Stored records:
----------------------------------------

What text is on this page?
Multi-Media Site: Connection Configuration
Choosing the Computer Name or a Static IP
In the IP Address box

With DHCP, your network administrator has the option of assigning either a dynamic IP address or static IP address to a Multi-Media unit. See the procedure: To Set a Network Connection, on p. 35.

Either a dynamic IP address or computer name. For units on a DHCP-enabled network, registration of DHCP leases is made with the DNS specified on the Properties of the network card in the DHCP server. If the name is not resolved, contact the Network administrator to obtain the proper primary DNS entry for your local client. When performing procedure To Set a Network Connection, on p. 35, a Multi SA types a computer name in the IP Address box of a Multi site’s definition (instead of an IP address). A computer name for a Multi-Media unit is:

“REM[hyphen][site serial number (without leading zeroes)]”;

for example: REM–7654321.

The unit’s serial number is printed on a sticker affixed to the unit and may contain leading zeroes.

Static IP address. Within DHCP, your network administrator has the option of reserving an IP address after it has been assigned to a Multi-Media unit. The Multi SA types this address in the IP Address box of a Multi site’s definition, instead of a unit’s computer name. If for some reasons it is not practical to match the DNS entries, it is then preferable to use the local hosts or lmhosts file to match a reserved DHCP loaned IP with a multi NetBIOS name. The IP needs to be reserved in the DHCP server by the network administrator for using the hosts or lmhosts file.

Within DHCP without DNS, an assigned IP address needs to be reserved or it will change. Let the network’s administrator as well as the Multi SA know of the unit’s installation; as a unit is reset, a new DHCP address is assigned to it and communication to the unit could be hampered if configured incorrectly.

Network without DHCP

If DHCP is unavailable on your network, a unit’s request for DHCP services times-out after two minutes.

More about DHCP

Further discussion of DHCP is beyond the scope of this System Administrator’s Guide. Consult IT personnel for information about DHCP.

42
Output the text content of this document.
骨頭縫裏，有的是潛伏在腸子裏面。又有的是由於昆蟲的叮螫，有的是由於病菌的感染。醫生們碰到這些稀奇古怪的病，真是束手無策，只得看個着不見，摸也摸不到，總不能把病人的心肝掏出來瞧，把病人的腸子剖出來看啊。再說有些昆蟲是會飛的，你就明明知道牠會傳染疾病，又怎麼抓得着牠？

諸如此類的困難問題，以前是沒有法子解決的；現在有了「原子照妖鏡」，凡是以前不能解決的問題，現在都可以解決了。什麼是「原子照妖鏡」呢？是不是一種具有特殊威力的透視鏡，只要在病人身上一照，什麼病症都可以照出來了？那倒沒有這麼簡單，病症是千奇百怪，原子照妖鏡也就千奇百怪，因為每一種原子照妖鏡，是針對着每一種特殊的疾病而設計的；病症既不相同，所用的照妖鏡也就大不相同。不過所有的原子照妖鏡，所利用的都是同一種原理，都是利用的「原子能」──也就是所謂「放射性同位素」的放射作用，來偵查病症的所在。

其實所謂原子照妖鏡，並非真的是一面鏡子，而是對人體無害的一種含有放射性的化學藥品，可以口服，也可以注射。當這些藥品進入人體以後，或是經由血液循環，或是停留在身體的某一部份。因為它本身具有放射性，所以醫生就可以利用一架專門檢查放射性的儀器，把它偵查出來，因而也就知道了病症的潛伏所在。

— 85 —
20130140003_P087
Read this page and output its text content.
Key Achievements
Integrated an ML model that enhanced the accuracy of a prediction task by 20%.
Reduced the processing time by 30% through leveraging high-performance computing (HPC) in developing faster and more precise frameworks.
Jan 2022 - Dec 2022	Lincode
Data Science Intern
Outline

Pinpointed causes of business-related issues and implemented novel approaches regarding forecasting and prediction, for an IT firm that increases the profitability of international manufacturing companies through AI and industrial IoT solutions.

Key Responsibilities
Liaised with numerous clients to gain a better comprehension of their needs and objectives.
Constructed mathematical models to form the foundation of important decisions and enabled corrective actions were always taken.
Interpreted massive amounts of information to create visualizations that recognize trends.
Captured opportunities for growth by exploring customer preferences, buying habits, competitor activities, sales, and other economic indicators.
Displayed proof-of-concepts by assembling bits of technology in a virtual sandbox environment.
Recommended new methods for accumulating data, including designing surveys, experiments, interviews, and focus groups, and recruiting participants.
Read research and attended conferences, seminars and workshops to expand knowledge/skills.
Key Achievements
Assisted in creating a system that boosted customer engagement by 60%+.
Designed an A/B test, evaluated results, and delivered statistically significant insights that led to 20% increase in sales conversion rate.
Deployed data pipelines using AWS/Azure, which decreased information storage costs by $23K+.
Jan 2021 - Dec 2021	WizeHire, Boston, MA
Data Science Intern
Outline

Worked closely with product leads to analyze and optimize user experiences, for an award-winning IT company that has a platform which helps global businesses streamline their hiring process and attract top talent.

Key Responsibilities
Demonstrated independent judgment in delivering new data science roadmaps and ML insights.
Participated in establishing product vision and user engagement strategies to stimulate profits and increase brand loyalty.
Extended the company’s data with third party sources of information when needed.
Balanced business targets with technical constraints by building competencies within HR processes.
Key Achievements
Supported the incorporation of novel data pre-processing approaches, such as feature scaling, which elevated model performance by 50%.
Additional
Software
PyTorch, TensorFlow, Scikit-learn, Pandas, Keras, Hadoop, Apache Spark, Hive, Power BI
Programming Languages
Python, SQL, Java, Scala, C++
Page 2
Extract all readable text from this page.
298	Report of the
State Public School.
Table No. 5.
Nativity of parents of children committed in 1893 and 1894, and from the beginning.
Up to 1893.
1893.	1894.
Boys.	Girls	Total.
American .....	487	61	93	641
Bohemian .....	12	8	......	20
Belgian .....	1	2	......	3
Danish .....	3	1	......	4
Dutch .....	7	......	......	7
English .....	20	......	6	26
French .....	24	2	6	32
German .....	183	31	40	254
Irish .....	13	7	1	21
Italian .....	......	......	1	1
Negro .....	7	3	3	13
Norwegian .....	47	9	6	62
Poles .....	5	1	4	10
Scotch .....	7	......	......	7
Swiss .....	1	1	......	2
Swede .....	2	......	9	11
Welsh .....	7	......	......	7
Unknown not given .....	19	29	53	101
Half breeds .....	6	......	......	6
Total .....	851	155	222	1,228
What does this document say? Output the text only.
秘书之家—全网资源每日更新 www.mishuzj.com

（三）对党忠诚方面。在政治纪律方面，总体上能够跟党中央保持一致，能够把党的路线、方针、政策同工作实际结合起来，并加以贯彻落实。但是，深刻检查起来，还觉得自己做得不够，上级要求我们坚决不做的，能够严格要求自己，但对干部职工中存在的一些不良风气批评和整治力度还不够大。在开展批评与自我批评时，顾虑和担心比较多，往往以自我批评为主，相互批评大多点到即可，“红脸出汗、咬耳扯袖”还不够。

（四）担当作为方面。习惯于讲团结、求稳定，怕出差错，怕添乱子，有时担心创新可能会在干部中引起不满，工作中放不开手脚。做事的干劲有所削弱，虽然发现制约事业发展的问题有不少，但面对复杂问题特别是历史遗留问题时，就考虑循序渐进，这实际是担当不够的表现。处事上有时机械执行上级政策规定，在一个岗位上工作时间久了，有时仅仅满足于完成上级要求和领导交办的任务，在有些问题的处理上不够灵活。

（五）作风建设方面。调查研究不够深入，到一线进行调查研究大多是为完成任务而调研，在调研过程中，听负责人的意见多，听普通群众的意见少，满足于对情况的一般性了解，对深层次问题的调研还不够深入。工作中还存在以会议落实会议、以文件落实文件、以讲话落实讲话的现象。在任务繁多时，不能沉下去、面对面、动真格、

----------------------------------------

• OBJECTIVE
Return all of the data exactly as it reads.

• ANSWER TO THE EXERCISE
What text is on this page?
Multi-Media Site: Connection Configuration
Choosing the Computer Name or a Static IP
In the IP Address box

With DHCP, your network administrator has the option of assigning either a dynamic IP address or static IP address to a Multi-Media unit. See the procedure: To Set a Network Connection, on p. 35.

Either a dynamic IP address or computer name. For units on a DHCP-enabled network, registration of DHCP leases is made with the DNS specified on the Properties of the network card in the DHCP server. If the name is not resolved, contact the Network administrator to obtain the proper primary DNS entry for your local client. When performing procedure To Set a Network Connection, on p. 35, a Multi SA types a computer name in the IP Address box of a Multi site’s definition (instead of an IP address). A computer name for a Multi-Media unit is:

“REM[hyphen][site serial number (without leading zeroes)]”;

for example: REM–7654321.

The unit’s serial number is printed on a sticker affixed to the unit and may contain leading zeroes.

Static IP address. Within DHCP, your network administrator has the option of reserving an IP address after it has been assigned to a Multi-Media unit. The Multi SA types this address in the IP Address box of a Multi site’s definition, instead of a unit’s computer name. If for some reasons it is not practical to match the DNS entries, it is then preferable to use the local hosts or lmhosts file to match a reserved DHCP loaned IP with a multi NetBIOS name. The IP needs to be reserved in the DHCP server by the network administrator for using the hosts or lmhosts file.

Within DHCP without DNS, an assigned IP address needs to be reserved or it will change. Let the network’s administrator as well as the Multi SA know of the unit’s installation; as a unit is reset, a new DHCP address is assigned to it and communication to the unit could be hampered if configured incorrectly.

Network without DHCP

If DHCP is unavailable on your network, a unit’s request for DHCP services times-out after two minutes.

More about DHCP

Further discussion of DHCP is beyond the scope of this System Administrator’s Guide. Consult IT personnel for information about DHCP.

42
Output the text content of this document.
骨頭縫裏，有的是潛伏在腸子裏面。又有的是由於昆蟲的叮螫，有的是由於病菌的感染。醫生們碰到這些稀奇古怪的病，真是束手無策，只得看個着不見，摸也摸不到，總不能把病人的心肝掏出來瞧，把病人的腸子剖出來看啊。再說有些昆蟲是會飛的，你就明明知道牠會傳染疾病，又怎麼抓得着牠？

諸如此類的困難問題，以前是沒有法子解決的；現在有了「原子照妖鏡」，凡是以前不能解決的問題，現在都可以解決了。什麼是「原子照妖鏡」呢？是不是一種具有特殊威力的透視鏡，只要在病人身上一照，什麼病症都可以照出來了？那倒沒有這麼簡單，病症是千奇百怪，原子照妖鏡也就千奇百怪，因為每一種原子照妖鏡，是針對着每一種特殊的疾病而設計的；病症既不相同，所用的照妖鏡也就大不相同。不過所有的原子照妖鏡，所利用的都是同一種原理，都是利用的「原子能」──也就是所謂「放射性同位素」的放射作用，來偵查病症的所在。

其實所謂原子照妖鏡，並非真的是一面鏡子，而是對人體無害的一種含有放射性的化學藥品，可以口服，也可以注射。當這些藥品進入人體以後，或是經由血液循環，或是停留在身體的某一部份。因為它本身具有放射性，所以醫生就可以利用一架專門檢查放射性的儀器，把它偵查出來，因而也就知道了病症的潛伏所在。

— 85 —
20130140003_P087
Read this page and output its text content.
Key Achievements
Integrated an ML model that enhanced the accuracy of a prediction task by 20%.
Reduced the processing time by 30% through leveraging high-performance computing (HPC) in developing faster and more precise frameworks.
Jan 2022 - Dec 2022	Lincode
Data Science Intern
Outline

Pinpointed causes of business-related issues and implemented novel approaches regarding forecasting and prediction, for an IT firm that increases the profitability of international manufacturing companies through AI and industrial IoT solutions.

Key Responsibilities
Liaised with numerous clients to gain a better comprehension of their needs and objectives.
Constructed mathematical models to form the foundation of important decisions and enabled corrective actions were always taken.
Interpreted massive amounts of information to create visualizations that recognize trends.
Captured opportunities for growth by exploring customer preferences, buying habits, competitor activities, sales, and other economic indicators.
Displayed proof-of-concepts by assembling bits of technology in a virtual sandbox environment.
Recommended new methods for accumulating data, including designing surveys, experiments, interviews, and focus groups, and recruiting participants.
Read research and attended conferences, seminars and workshops to expand knowledge/skills.
Key Achievements
Assisted in creating a system that boosted customer engagement by 60%+.
Designed an A/B test, evaluated results, and delivered statistically significant insights that led to 20% increase in sales conversion rate.
Deployed data pipelines using AWS/Azure, which decreased information storage costs by $23K+.
Jan 2021 - Dec 2021	WizeHire, Boston, MA
Data Science Intern
Outline

Worked closely with product leads to analyze and optimize user experiences, for an award-winning IT company that has a platform which helps global businesses streamline their hiring process and attract top talent.

Key Responsibilities
Demonstrated independent judgment in delivering new data science roadmaps and ML insights.
Participated in establishing product vision and user engagement strategies to stimulate profits and increase brand loyalty.
Extended the company’s data with third party sources of information when needed.
Balanced business targets with technical constraints by building competencies within HR processes.
Key Achievements
Supported the incorporation of novel data pre-processing approaches, such as feature scaling, which elevated model performance by 50%.
Additional
Software
PyTorch, TensorFlow, Scikit-learn, Pandas, Keras, Hadoop, Apache Spark, Hive, Power BI
Programming Languages
Python, SQL, Java, Scala, C++
Page 2
Extract all readable text from this page.
298	Report of the
State Public School.
Table No. 5.
Nativity of parents of children committed in 1893 and 1894, and from the beginning.
Up to 1893.
1893.	1894.
Boys.	Girls	Total.
American .....	487	61	93	641
Bohemian .....	12	8	......	20
Belgian .....	1	2	......	3
Danish .....	3	1	......	4
Dutch .....	7	......	......	7
English .....	20	......	6	26
French .....	24	2	6	32
German .....	183	31	40	254
Irish .....	13	7	1	21
Italian .....	......	......	1	1
Negro .....	7	3	3	13
Norwegian .....	47	9	6	62
Poles .....	5	1	4	10
Scotch .....	7	......	......	7
Swiss .....	1	1	......	2
Swede .....	2	......	9	11
Welsh .....	7	......	......	7
Unknown not given .....	19	29	53	101
Half breeds .....	6	......	......	6
Total .....	851	155	222	1,228
What does this document say? Output the text only.
秘书之家—全网资源每日更新 www.mishuzj.com

（三）对党忠诚方面。在政治纪律方面，总体上能够跟党中央保持一致，能够把党的路线、方针、政策同工作实际结合起来，并加以贯彻落实。但是，深刻检查起来，还觉得自己做得不够，上级要求我们坚决不做的，能够严格要求自己，但对干部职工中存在的一些不良风气批评和整治力度还不够大。在开展批评与自我批评时，顾虑和担心比较多，往往以自我批评为主，相互批评大多点到即可，“红脸出汗、咬耳扯袖”还不够。

（四）担当作为方面。习惯于讲团结、求稳定，怕出差错，怕添乱子，有时担心创新可能会在干部中引起不满，工作中放不开手脚。做事的干劲有所削弱，虽然发现制约事业发展的问题有不少，但面对复杂问题特别是历史遗留问题时，就考虑循序渐进，这实际是担当不够的表现。处事上有时机械执行上级政策规定，在一个岗位上工作时间久了，有时仅仅满足于完成上级要求和领导交办的任务，在有些问题的处理上不够灵活。

（五）作风建设方面。调查研究不够深入，到一线进行调查研究大多是为完成任务而调研，在调研过程中，听负责人的意见多，听普通群众的意见少，满足于对情况的一般性了解，对深层次问题的调研还不够深入。工作中还存在以会议落实会议、以文件落实文件、以讲话落实讲话的现象。在任务繁多时，不能沉下去、面对面、动真格、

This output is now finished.